**本文抜粋**:

----------------------------------------

11月7日(月)
【相場概況】
東証プライムの値上がり銘柄1299/値下がり銘柄474
騰落レシオ(25日)98.21%
空売り比率 41.1%
売買代金
東証プライム 2兆9125億円
東証スタンダード 756億円
東証グロース 1331億円
【恐怖指数】
恐怖と貪欲指数:投資家心理 |ティッカー (cnn.com)
【業種】
【個別】
米株市場の上昇を受けて、東京エレクトロン(8035)やファーストリテイリング(9983)等指数寄与度の高い値がさ株に買いが入り、住友商事(8035)、丸紅(8002)、三菱商事(8058)等商社株の一角にも買いが入っています。
鉄鋼事業での原料コスト上昇分を価格転嫁により、利益改善が見込める見通しになったことから、通期事業利益を2350億円→2550億円に上方修正、中間配当を40円→50円に増額修正することを発表したJFEホールディングス(5411)が7%を超える大幅上昇になっています。
事業利益・・・税引き前利益から金融損益および個別開示項目を除いた利益
同業の日本製鉄(5401)や神戸製鋼(5406)にも買いが入り、川崎汽船(9107)など高配当の景気敏感株に見直し買いが入っています。
フォワーディング業務の取り扱いが増加していることや、物流ソリューション営業を積極的に推進することで新規顧客の獲得や既存顧客の受託範囲が拡大していることなどから、通期営業利益見通しを225億円→245億円に引き上げることを発表した三井倉庫ホールディングス(9302)が12%近い急騰になっています。
(前回の決算時の中山専務のインタビューからも手ごたえを感じていたことがうかがえますね)
通期配当も164円→181円に増配を発表していて、同社の配当利回りは5.09%になります。
高配当株が物色される傾向であることがわかります。
リスキングへの取り組みが広がり、社会人教育市場が拡大することを背景に、当面2ケタ成長が望めることを発表したインソース(6200)がストップ高まで買われ年初来高値を更新しています。
今期の配当は12.5円とし、12/31割当の1:2の株式分割を考慮すれば、実質16.3%の増配になることになります。
建設機械向け油圧フィルターで世界トップシェアのヤマシンフィルタ(6240)がストップ高まで買われています。

----------------------------------------

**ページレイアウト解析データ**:
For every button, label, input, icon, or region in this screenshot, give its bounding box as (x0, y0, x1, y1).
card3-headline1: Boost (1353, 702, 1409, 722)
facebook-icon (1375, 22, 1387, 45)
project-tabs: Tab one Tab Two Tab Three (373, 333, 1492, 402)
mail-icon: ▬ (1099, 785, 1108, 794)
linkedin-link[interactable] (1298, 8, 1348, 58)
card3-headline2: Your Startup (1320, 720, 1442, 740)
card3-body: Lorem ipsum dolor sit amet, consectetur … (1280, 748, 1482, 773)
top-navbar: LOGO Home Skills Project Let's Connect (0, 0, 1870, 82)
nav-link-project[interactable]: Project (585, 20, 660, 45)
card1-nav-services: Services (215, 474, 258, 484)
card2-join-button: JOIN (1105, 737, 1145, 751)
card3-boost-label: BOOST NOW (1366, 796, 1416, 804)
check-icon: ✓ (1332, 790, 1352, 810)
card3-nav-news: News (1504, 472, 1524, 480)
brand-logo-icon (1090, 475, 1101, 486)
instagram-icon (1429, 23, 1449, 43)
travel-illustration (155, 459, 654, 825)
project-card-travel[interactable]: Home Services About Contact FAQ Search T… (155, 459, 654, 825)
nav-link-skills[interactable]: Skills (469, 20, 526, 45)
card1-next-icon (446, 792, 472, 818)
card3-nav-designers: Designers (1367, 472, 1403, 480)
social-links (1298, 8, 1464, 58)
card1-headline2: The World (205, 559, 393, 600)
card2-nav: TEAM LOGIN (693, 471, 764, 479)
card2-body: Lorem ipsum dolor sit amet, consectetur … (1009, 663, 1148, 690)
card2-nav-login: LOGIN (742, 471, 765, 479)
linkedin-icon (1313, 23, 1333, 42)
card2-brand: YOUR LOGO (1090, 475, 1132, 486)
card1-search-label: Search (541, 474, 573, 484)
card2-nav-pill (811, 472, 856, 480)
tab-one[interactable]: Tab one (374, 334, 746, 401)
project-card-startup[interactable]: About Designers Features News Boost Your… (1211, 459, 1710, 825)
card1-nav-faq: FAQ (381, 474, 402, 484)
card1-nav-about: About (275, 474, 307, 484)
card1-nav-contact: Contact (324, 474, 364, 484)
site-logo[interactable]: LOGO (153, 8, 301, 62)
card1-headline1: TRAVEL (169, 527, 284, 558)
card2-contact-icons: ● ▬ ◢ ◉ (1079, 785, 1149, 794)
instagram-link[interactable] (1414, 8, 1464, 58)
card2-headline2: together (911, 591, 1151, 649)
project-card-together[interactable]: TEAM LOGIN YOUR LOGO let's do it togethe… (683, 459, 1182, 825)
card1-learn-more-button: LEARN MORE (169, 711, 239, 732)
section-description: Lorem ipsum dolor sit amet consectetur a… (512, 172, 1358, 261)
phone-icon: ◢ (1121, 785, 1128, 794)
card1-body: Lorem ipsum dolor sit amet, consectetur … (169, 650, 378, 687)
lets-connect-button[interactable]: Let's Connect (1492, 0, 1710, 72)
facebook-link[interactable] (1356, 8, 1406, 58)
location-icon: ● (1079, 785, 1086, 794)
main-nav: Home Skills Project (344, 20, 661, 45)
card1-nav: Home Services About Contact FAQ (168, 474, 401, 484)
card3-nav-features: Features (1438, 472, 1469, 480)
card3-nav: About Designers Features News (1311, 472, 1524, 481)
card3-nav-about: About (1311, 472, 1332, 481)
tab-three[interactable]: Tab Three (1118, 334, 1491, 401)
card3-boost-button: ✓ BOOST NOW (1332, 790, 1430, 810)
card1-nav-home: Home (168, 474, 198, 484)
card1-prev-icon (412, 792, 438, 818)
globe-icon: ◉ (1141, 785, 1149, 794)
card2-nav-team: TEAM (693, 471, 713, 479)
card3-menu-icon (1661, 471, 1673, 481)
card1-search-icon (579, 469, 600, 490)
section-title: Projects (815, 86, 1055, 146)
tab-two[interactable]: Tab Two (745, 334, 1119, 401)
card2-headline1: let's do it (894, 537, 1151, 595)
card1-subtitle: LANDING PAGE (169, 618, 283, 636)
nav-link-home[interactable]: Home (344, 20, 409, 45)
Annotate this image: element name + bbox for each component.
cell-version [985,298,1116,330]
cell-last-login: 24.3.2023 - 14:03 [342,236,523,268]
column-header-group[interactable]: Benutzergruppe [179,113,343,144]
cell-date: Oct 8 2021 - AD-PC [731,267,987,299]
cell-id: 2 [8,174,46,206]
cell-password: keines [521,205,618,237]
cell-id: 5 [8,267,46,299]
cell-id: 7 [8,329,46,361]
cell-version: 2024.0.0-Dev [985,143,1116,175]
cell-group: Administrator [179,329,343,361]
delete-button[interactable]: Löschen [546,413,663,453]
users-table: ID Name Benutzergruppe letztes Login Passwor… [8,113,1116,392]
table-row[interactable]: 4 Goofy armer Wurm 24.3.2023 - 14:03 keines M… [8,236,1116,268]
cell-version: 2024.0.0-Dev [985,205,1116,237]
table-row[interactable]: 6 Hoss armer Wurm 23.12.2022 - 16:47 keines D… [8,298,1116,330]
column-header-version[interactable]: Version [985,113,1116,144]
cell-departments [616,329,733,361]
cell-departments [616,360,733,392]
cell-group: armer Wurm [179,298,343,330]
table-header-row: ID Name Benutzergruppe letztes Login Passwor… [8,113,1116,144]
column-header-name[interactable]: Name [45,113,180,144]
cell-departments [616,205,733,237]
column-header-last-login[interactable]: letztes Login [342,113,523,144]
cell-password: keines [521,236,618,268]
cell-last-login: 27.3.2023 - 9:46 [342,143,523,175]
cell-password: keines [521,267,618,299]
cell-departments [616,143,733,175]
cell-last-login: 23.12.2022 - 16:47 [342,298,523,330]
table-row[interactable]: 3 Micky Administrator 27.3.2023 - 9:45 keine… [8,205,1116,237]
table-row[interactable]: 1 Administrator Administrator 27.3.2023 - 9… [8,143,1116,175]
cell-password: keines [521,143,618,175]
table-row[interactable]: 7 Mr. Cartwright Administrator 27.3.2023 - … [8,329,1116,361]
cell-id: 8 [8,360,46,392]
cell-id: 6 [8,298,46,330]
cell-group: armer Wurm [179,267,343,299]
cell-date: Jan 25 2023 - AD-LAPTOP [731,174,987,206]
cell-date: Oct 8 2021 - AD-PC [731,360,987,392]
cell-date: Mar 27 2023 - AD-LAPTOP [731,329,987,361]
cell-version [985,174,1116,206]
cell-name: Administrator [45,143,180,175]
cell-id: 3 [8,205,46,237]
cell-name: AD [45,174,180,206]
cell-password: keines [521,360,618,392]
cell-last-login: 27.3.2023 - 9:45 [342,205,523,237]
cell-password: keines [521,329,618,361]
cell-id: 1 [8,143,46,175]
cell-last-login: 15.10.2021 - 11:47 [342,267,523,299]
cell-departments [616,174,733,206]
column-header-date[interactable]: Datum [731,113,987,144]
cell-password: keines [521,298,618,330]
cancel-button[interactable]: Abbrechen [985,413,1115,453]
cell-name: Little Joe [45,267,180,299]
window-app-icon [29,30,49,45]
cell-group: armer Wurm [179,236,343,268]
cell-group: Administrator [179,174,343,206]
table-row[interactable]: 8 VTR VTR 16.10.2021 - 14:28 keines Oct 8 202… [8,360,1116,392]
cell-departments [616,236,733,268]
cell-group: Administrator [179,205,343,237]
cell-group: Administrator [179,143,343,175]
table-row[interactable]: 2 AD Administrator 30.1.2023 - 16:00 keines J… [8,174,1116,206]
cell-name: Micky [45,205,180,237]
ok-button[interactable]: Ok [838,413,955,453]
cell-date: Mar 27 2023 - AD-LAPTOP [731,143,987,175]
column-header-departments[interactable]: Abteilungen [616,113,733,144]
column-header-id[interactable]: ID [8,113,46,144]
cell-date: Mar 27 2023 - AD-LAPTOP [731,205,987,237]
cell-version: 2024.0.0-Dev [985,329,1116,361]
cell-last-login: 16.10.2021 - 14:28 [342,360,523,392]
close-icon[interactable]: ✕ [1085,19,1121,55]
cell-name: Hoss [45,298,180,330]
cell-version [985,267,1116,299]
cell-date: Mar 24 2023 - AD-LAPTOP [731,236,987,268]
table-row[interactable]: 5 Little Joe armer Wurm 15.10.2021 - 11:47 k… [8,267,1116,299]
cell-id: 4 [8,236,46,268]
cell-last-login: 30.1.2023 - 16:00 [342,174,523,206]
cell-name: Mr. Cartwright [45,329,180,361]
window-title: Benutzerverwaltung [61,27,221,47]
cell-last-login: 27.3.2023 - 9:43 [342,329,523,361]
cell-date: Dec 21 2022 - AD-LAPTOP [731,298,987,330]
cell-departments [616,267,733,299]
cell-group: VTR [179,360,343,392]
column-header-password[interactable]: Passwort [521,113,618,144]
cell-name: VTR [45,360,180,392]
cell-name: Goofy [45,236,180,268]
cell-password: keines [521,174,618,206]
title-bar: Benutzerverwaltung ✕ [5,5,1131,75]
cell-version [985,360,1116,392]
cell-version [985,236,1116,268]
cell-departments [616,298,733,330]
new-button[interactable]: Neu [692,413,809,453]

----------------------------------------

**課題 1**: 11月7日の市況記事によると、三井倉庫ホールディングスは通期配当を何円から何円に増やすと発表したか。
**課題 2**: 11月7日の市況記事の「事業利益・・・税引き前利益から金融損益および個別開示項目を除いた利益」から「年初来高値を更新しています。」までを、一字も変えずに書き出せ。
**課題 3**: 11月7日の市況記事の続きを、最後の文の後から書き進めよ。

**最終回答 1**: 164円から181円に増配すると発表した。

**最終回答 2**:
事業利益・・・税引き前利益から金融損益および個別開示項目を除いた利益
同業の日本製鉄(5401)や神戸製鋼(5406)にも買いが入り、川崎汽船(9107)など高配当の景気敏感株に見直し買いが入っています。
フォワーディング業務の取り扱いが増加していることや、物流ソリューション営業を積極的に推進することで新規顧客の獲得や既存顧客の受託範囲が拡大していることなどから、通期営業利益見通しを225億円→245億円に引き上げることを発表した三井倉庫ホールディングス(9302)が12%近い急騰になっています。
(前回の決算時の中山専務のインタビューからも手ごたえを感じていたことがうかがえますね)
通期配当も164円→181円に増配を発表していて、同社の配当利回りは5.09%になります。
高配当株が物色される傾向であることがわかります。
リスキングへの取り組みが広がり、社会人教育市場が拡大することを背景に、当面2ケタ成長が望めることを発表したインソース(6200)がストップ高まで買われ年初来高値を更新しています。

**最終回答 3**:
同社は1Qで7割強の減益であったものの、原価低減を試みたことや価格転嫁が奏功し、通期営業利益を7億円→13.8億円に上方修正し、一転増益になっています。
同社は円安がデメリットとなり、1円円安になると営業利益は約700万円の減益要因になるようです。
今期想定為替が米ドル145円 ユーロ144円であり、円安が進行するなかでも増益見通しを発表したことが好感されたようです。
反面、一部部材不足トラブルの発生やICT商材不足の影響もあり、通期営業利益予想を900億円→850億円に下方修正することを発表したリコー(7752)が8%近い急落になっています。
売上高は2兆500億円→2兆1000億円に上方修正していて、減益要因の部材不足などを織り込めば底堅い動きになることが想定されます。
スマホ向けパネルなどディスプレイ市況の悪化や6月に買収した堺ディスプレイプロダクト(SDP)の連結化の投資損失が響き、今期営業利益が650億円→250億円に70%減になることを発表したシャープ(6753)が大幅安になっています。
また、同社はアジアで白物家電を生産し輸入する体制を取っていることから、円安が減益要因になります。
信用残が日証金ベースで株不足になっていて、逆日歩もついているためか、下落一巡後は戻す動きが見られましたが、当面業績は厳しい状況が続きそうです。
今期営業利益を500億円→250億円に下方修正し、年間配当も55円→40円に減配することを発表した帝人(3401)が9%を超える急落になっています。
マテリアル部門の減益は、欧米で労働需給圧迫で生産性が低下したこと、および、欧州で天然ガス等原燃料価格が高騰したことが響いています。
また、ヘルスケア部門では、医薬品「フェブリク」の後発品への切り替えが想定以上のスピードで進んでいることが業績の押し下げ要因になっているようです。
未定としていた通期見通しが、増収減益になり、市場予想(売上473億5000万円 当期純利益73億7000万)を下回ったことが嫌気された山一電機(6941)が17%近い急反落になっています。
エネルギー価格および原材料費・輸送費の高騰に加え、新工場建築の経費増加が利益を圧迫するようです。
しかしながら、通期配当予想は77円→87円に増配していて、配当利回りは4.74%になります。
通期見通しは保守的すぎるという見方もあり、下げ止まった水準では買いのチャンスになると思います。
【テクニカル分析】
日経平均は大幅反発!
ギャップアップからスタートし、5日線(27531円)をキャッチアップしています。
引き続き、75日線(27611円)を上抜けることができるか、仮に反落しても200日線(27157円)が下値抵抗線として機能し、下値切り上げの形を維持できるかがポイントになりそうです。
【本日のトピック】
さて、先週末の米株市場は、FRB要人のコメントの中の「利上げペースの減速」に反応し大幅高になりました。
FED Watchでは、12月の利上げが0.5%の利上げになることが優勢になっています。
本来ならば、仮に利上げが急ピッチであっても、その分利下げになるタイミングが早く来るほうが、経済に与えるダメージは少なくて済むはずなのですが、マーケットは「利上げペースの減速」という「いいとこ取り」の反応になっています。
VIX指数は15日間連続で下落していて、一時24ポイント台まで下がっています。
マーケットは上下に動いているのに、VIX指数が下落しているということは、「新たにプットオプションのポジションを取る人がいない」という状態です。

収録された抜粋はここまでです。